- _What the exercise asks_
Count the lines below that contain the word "Estatal", and reply with only that number.
-.-.-
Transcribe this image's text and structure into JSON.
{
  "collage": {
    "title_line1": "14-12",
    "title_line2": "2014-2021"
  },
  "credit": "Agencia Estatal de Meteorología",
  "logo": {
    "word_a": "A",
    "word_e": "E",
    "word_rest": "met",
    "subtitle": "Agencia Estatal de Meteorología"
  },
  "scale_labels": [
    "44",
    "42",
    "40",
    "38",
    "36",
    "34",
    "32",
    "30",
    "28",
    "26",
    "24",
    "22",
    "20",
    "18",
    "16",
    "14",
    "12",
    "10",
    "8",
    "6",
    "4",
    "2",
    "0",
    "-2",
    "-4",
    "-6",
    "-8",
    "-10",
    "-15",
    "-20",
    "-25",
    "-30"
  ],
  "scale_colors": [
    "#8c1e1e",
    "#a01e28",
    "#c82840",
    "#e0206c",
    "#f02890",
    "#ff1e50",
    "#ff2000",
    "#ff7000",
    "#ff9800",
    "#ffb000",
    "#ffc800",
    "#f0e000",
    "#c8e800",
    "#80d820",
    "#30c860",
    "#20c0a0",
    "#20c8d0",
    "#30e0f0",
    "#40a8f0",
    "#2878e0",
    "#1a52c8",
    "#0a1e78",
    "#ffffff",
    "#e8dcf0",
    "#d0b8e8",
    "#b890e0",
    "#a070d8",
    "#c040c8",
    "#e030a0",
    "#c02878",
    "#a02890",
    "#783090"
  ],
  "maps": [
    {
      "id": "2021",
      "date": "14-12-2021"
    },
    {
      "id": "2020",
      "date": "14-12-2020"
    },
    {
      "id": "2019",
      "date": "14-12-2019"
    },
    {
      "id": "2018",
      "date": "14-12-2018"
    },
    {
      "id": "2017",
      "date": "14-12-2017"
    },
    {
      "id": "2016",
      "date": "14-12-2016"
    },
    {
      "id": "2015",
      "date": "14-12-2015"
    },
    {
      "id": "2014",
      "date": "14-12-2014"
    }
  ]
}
-.-.-
- _Solution for this task_
2